YOUR OBJECTIVE>
Lines that contain the string "this" are to be copied; leave out all others.

DATA TO USE>

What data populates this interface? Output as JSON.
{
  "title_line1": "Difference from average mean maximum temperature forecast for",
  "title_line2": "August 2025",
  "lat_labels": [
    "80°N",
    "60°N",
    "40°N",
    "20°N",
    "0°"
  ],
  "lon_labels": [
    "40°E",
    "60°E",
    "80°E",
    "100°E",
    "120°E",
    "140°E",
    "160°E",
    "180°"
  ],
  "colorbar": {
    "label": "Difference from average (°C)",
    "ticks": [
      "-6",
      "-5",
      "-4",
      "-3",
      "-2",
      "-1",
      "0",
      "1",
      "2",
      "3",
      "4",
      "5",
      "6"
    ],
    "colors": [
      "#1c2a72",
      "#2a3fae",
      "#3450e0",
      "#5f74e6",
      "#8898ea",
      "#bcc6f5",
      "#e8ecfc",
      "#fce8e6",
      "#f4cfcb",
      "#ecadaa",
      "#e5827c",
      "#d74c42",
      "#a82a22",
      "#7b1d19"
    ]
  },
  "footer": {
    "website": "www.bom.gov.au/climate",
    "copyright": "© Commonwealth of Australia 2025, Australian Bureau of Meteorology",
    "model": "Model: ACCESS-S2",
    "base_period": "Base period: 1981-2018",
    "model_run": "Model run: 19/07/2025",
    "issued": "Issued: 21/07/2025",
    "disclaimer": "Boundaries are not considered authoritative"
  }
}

==

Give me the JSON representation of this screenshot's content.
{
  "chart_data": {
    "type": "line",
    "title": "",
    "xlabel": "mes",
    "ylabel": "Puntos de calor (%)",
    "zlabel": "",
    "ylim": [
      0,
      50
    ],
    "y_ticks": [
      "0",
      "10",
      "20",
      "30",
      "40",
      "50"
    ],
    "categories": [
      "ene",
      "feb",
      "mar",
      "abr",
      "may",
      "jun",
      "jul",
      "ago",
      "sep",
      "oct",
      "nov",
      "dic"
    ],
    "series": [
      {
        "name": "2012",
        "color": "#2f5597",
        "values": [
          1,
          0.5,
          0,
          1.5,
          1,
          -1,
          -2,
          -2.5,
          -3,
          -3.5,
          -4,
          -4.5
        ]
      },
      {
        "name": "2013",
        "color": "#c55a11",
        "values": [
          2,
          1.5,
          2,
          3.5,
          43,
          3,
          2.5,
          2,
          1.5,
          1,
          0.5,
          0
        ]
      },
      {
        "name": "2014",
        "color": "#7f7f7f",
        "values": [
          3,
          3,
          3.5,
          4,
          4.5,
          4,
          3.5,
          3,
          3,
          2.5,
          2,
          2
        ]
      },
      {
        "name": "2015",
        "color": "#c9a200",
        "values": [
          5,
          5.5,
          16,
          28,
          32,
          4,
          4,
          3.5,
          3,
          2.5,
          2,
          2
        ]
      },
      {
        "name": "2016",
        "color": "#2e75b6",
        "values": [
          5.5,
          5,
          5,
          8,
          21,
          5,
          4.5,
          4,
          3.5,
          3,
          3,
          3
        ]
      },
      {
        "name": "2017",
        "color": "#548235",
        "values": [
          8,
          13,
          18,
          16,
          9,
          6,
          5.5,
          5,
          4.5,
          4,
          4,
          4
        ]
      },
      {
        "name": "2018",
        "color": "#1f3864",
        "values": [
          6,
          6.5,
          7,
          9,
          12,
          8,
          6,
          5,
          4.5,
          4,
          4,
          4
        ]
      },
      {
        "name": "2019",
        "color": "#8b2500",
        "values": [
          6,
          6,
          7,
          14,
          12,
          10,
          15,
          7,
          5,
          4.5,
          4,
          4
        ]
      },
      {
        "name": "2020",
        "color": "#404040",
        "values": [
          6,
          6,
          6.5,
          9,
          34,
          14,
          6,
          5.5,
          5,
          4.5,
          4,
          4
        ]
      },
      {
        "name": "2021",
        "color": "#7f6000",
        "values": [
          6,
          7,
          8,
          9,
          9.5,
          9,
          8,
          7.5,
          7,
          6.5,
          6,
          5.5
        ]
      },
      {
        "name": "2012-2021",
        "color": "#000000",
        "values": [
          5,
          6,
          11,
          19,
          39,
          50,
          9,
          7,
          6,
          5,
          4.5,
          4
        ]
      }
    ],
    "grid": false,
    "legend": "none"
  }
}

---

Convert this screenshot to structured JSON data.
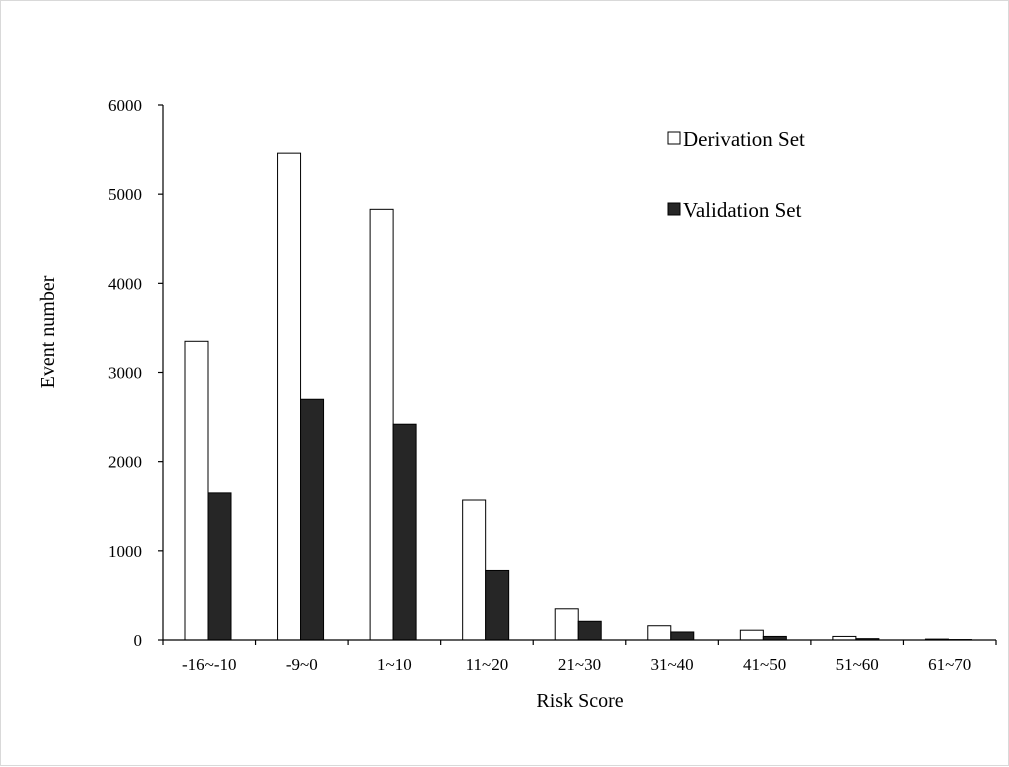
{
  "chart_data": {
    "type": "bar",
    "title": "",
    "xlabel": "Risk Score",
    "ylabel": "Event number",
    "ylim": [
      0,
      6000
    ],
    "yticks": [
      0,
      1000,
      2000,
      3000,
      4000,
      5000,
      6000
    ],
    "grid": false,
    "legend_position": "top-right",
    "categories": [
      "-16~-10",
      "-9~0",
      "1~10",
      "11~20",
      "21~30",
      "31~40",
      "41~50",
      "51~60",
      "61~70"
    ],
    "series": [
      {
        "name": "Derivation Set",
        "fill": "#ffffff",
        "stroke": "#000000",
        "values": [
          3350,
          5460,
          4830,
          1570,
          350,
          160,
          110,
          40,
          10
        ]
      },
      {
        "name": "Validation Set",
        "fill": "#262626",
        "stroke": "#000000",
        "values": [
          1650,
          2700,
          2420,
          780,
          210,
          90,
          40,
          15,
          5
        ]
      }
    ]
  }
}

TASK OUTPUT>
What data populates this interface? Output as JSON.
Give me the JSON representation of this screenshot's content.
Convert this screenshot to structured JSON data.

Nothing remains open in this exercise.